## Exercise aim
Return a copy of each line that holds the string "Mondadori".

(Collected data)
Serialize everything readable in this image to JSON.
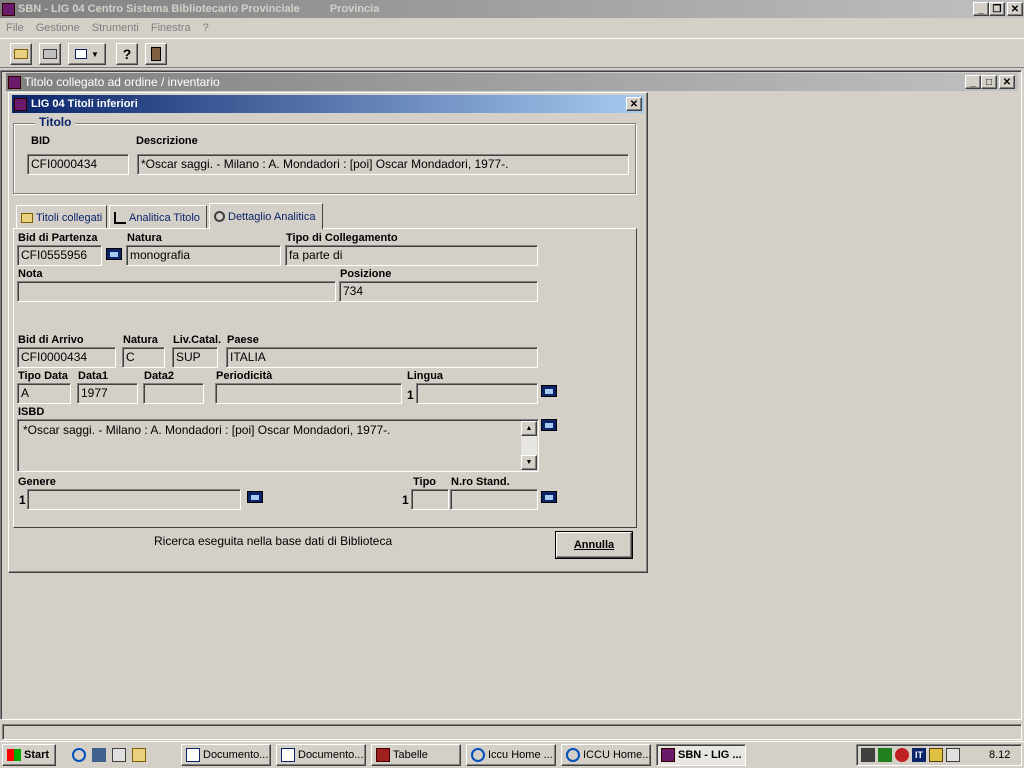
{
  "app": {
    "title": "SBN - LIG 04 Centro Sistema Bibliotecario Provinciale",
    "subtitle": "Provincia",
    "menu": [
      "File",
      "Gestione",
      "Strumenti",
      "Finestra",
      "?"
    ]
  },
  "mdi": {
    "title": "Titolo collegato ad ordine / inventario"
  },
  "dialog": {
    "title": "LIG  04  Titoli inferiori",
    "titolo_group": "Titolo",
    "bid_label": "BID",
    "bid_value": "CFI0000434",
    "descrizione_label": "Descrizione",
    "descrizione_value": "*Oscar saggi. - Milano : A. Mondadori : [poi] Oscar Mondadori, 1977-.",
    "tabs": [
      "Titoli collegati",
      "Analitica Titolo",
      "Dettaglio Analitica"
    ],
    "detail": {
      "bid_partenza_label": "Bid di Partenza",
      "bid_partenza_value": "CFI0555956",
      "natura_label": "Natura",
      "natura_value": "monografia",
      "tipo_coll_label": "Tipo di Collegamento",
      "tipo_coll_value": "fa parte di",
      "nota_label": "Nota",
      "nota_value": "",
      "posizione_label": "Posizione",
      "posizione_value": "734",
      "bid_arrivo_label": "Bid di Arrivo",
      "bid_arrivo_value": "CFI0000434",
      "natura2_label": "Natura",
      "natura2_value": "C",
      "livcatal_label": "Liv.Catal.",
      "livcatal_value": "SUP",
      "paese_label": "Paese",
      "paese_value": "ITALIA",
      "tipo_data_label": "Tipo Data",
      "tipo_data_value": "A",
      "data1_label": "Data1",
      "data1_value": "1977",
      "data2_label": "Data2",
      "data2_value": "",
      "periodicita_label": "Periodicità",
      "periodicita_value": "",
      "lingua_label": "Lingua",
      "lingua_index": "1",
      "lingua_value": "",
      "isbd_label": "ISBD",
      "isbd_value": "*Oscar saggi. - Milano : A. Mondadori : [poi] Oscar Mondadori, 1977-.",
      "genere_label": "Genere",
      "genere_index": "1",
      "genere_value": "",
      "tipo_label": "Tipo",
      "tipo_index": "1",
      "tipo_value": "",
      "nro_stand_label": "N.ro Stand.",
      "nro_stand_value": ""
    },
    "status_text": "Ricerca eseguita nella base dati di Biblioteca",
    "annulla_label": "Annulla"
  },
  "taskbar": {
    "start_label": "Start",
    "items": [
      "Documento...",
      "Documento...",
      "Tabelle",
      "Iccu Home ...",
      "ICCU Home...",
      "SBN - LIG ..."
    ],
    "clock": "8.12"
  },
  "colors": {
    "face": "#d4d0c8",
    "active_title": "#0a246a",
    "inactive_title": "#808080",
    "group_title": "#0a246a"
  }
}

## Correct result
    "descrizione_value": "*Oscar saggi. - Milano : A. Mondadori : [poi] Oscar Mondadori, 1977-.",
      "isbd_value": "*Oscar saggi. - Milano : A. Mondadori : [poi] Oscar Mondadori, 1977-.",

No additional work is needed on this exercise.